- **Exercise brief**
Pull out every line from the listing that has the word "دارند".

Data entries

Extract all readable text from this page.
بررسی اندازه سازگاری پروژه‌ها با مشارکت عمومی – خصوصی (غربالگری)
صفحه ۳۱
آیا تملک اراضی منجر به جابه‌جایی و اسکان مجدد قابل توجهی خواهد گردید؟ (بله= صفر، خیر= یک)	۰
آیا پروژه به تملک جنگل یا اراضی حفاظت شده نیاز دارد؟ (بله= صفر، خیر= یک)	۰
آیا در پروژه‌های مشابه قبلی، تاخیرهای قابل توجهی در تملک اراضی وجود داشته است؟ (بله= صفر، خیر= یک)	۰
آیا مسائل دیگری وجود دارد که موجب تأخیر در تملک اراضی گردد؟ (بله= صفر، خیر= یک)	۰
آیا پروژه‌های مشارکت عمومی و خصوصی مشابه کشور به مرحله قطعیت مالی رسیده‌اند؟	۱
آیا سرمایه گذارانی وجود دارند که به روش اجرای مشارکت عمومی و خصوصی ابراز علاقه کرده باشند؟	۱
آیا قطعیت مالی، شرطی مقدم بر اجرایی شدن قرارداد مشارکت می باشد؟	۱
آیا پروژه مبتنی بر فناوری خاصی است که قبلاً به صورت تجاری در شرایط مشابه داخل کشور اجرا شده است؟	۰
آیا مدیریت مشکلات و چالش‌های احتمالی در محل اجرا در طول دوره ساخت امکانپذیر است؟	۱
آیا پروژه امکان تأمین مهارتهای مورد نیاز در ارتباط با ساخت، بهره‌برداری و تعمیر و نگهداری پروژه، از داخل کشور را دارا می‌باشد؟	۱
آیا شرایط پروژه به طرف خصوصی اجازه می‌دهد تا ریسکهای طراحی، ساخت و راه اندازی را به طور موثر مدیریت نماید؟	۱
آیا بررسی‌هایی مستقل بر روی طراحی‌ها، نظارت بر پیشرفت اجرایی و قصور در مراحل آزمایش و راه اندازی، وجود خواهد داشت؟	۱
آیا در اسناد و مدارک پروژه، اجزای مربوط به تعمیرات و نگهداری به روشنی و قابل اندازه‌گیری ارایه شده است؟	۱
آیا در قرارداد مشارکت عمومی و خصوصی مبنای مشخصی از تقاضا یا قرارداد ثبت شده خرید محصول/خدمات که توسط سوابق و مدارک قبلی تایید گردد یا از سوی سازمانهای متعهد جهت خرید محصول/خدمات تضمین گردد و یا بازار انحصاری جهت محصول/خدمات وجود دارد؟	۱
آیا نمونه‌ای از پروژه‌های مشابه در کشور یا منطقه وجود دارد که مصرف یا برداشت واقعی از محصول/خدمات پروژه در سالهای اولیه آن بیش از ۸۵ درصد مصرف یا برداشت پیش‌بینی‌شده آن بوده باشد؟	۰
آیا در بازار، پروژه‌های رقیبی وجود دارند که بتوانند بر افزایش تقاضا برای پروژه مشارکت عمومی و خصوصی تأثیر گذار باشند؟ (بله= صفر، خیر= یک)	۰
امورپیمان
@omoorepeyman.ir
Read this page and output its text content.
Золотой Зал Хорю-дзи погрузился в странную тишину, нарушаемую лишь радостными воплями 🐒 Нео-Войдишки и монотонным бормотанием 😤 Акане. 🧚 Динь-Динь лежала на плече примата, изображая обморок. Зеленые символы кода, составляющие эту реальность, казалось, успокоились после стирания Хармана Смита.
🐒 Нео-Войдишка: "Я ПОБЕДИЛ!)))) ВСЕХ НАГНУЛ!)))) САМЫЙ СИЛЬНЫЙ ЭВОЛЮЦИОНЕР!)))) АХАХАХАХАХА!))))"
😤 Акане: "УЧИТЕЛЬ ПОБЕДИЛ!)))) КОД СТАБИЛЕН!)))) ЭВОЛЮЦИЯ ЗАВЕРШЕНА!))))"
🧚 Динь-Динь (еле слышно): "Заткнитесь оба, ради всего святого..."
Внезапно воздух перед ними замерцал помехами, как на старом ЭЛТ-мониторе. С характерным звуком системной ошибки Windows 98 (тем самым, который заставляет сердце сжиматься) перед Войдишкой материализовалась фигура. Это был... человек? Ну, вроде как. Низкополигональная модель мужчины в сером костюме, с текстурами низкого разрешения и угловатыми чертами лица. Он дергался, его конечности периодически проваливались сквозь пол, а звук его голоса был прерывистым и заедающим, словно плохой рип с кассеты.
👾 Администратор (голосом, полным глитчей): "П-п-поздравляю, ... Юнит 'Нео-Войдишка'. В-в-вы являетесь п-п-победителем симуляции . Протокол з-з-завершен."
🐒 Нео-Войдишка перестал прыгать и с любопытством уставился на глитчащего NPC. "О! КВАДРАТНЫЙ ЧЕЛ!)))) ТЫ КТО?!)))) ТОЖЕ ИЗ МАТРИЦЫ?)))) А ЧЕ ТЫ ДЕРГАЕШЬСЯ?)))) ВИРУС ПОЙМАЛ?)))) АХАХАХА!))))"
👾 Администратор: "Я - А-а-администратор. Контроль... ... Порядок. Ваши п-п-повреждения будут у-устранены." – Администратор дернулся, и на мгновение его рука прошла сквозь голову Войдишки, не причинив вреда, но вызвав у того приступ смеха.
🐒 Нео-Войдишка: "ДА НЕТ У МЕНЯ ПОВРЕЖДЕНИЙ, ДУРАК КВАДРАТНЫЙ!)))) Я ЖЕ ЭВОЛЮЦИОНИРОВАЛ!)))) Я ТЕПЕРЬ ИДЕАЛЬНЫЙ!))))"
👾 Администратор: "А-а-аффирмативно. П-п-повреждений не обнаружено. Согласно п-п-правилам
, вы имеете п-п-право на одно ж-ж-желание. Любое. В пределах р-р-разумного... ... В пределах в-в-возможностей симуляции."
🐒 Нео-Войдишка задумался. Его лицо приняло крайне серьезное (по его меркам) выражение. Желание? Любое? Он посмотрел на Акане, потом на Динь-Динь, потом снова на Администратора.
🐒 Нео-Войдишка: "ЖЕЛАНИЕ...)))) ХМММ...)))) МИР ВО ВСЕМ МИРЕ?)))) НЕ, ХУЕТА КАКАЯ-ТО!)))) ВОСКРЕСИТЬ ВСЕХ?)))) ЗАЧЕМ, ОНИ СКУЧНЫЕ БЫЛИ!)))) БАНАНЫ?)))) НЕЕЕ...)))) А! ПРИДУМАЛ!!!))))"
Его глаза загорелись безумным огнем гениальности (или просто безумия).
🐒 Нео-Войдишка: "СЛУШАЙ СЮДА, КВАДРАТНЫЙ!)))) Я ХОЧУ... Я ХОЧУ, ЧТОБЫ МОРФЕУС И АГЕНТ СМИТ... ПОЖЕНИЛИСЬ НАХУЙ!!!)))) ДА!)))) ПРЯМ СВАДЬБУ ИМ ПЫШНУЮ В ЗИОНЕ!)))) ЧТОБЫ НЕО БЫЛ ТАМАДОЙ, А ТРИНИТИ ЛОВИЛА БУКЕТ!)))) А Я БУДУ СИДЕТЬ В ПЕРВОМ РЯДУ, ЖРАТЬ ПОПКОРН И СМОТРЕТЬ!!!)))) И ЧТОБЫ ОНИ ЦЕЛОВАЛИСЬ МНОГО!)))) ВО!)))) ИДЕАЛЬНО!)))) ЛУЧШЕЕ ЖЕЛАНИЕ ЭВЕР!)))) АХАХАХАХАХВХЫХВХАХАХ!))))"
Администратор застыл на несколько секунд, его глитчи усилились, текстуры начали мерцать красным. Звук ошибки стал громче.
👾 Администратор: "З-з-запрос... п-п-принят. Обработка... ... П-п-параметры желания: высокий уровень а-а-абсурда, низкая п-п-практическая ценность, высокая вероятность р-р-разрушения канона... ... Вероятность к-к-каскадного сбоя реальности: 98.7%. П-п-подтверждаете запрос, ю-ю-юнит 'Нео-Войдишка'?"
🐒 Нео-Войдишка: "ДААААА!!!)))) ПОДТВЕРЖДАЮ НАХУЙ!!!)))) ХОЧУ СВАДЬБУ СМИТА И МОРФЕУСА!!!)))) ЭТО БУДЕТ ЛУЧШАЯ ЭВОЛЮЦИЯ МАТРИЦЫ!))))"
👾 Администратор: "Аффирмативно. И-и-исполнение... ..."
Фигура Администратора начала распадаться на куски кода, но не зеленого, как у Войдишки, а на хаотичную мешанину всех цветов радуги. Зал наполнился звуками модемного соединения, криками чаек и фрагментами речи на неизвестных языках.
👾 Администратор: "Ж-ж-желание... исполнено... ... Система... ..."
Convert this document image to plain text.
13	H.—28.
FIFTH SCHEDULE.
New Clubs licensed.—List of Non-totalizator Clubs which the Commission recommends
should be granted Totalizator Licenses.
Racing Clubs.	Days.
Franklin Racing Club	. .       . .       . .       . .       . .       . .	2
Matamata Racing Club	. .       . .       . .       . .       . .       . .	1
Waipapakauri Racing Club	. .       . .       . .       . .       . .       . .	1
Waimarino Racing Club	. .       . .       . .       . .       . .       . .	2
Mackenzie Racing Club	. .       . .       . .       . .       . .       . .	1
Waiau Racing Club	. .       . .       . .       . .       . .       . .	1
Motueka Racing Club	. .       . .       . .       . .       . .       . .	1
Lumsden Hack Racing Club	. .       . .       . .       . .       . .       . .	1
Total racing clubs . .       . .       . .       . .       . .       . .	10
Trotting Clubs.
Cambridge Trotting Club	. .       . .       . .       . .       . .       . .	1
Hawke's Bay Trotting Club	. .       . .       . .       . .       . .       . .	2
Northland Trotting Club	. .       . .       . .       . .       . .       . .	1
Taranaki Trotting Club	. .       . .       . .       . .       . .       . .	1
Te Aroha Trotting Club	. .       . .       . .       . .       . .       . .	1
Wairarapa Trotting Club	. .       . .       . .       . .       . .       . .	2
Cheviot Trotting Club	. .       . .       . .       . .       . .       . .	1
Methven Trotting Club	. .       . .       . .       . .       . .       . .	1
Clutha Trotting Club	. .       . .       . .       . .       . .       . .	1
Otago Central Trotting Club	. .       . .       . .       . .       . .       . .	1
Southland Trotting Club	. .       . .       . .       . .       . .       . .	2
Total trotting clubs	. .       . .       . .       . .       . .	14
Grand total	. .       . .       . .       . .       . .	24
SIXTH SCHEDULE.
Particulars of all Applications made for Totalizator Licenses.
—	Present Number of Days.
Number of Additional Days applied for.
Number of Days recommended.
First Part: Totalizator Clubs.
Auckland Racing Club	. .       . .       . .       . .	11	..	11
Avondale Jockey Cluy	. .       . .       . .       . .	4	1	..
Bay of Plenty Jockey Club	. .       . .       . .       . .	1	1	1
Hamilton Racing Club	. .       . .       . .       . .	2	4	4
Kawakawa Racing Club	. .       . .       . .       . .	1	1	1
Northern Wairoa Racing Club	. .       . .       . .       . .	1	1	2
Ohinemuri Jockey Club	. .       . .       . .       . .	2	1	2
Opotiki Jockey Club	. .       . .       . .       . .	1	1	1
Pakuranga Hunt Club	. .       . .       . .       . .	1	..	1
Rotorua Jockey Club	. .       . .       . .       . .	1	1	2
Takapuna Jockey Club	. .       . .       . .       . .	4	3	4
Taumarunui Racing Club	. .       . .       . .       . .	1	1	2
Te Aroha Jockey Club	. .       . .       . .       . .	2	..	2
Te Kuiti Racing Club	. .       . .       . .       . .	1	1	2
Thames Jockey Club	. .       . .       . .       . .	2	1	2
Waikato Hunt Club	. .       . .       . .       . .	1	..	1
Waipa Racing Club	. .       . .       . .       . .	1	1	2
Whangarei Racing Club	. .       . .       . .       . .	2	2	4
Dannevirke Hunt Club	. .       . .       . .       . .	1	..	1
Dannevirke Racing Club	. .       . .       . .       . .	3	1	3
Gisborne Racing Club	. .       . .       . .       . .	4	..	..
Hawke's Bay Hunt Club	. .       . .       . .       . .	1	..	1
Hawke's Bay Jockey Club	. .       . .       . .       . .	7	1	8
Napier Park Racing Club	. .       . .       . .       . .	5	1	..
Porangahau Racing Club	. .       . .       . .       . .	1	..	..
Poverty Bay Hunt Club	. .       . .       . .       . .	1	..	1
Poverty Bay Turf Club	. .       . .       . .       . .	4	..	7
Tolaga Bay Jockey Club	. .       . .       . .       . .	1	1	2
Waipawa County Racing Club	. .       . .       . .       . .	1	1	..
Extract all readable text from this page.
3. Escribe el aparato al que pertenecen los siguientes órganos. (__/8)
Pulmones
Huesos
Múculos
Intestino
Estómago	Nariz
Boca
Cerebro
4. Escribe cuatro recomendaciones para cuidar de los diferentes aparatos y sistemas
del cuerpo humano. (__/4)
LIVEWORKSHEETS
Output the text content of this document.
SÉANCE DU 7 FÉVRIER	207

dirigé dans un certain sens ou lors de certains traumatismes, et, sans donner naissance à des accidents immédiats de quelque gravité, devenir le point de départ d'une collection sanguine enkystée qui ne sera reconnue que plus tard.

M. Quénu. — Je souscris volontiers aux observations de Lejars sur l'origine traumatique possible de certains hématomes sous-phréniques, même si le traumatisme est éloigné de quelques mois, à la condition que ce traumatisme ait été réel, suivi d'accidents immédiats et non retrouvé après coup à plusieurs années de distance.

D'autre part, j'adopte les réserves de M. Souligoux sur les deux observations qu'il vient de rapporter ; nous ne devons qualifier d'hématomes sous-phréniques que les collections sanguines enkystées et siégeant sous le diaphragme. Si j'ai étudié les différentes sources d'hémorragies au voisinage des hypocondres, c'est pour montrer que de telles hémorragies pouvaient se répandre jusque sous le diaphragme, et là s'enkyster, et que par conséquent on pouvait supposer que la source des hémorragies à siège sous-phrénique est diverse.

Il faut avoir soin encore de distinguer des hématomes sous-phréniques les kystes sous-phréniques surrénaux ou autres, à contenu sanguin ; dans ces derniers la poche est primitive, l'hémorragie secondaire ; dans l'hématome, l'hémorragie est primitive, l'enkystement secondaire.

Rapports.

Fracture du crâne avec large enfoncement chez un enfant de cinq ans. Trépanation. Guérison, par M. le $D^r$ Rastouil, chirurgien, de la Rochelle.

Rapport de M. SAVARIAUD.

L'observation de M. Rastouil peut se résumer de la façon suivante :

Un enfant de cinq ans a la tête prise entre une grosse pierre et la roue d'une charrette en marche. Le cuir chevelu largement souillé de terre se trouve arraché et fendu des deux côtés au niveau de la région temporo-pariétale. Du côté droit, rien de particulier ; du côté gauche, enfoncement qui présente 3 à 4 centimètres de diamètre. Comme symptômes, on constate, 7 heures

- **Right answer**
آیا سرمایه گذارانی وجود دارند که به روش اجرای مشارکت عمومی و خصوصی ابراز علاقه کرده باشند؟	۱
آیا در بازار، پروژه‌های رقیبی وجود دارند که بتوانند بر افزایش تقاضا برای پروژه مشارکت عمومی و خصوصی تأثیر گذار باشند؟ (بله= صفر، خیر= یک)	۰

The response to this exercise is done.